◆ **SHORT EXERCISE**: It is required that all of the data be written out exactly.

◇ ◇ ◇

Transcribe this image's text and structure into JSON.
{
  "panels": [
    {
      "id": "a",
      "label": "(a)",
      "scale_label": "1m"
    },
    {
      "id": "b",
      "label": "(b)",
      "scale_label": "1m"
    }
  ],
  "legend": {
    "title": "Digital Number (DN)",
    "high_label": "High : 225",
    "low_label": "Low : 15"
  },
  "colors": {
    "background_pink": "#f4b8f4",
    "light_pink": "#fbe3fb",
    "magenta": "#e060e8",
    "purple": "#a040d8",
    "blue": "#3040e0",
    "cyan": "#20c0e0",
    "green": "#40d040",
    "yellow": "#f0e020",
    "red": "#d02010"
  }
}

◇ ◇ ◇

◆ **ANSWER TO THE EXERCISE**:
Transcribe this image's text and structure into JSON.
{
  "panels": [
    {
      "id": "a",
      "label": "(a)",
      "scale_label": "1m"
    },
    {
      "id": "b",
      "label": "(b)",
      "scale_label": "1m"
    }
  ],
  "legend": {
    "title": "Digital Number (DN)",
    "high_label": "High : 225",
    "low_label": "Low : 15"
  },
  "colors": {
    "background_pink": "#f4b8f4",
    "light_pink": "#fbe3fb",
    "magenta": "#e060e8",
    "purple": "#a040d8",
    "blue": "#3040e0",
    "cyan": "#20c0e0",
    "green": "#40d040",
    "yellow": "#f0e020",
    "red": "#d02010"
  }
}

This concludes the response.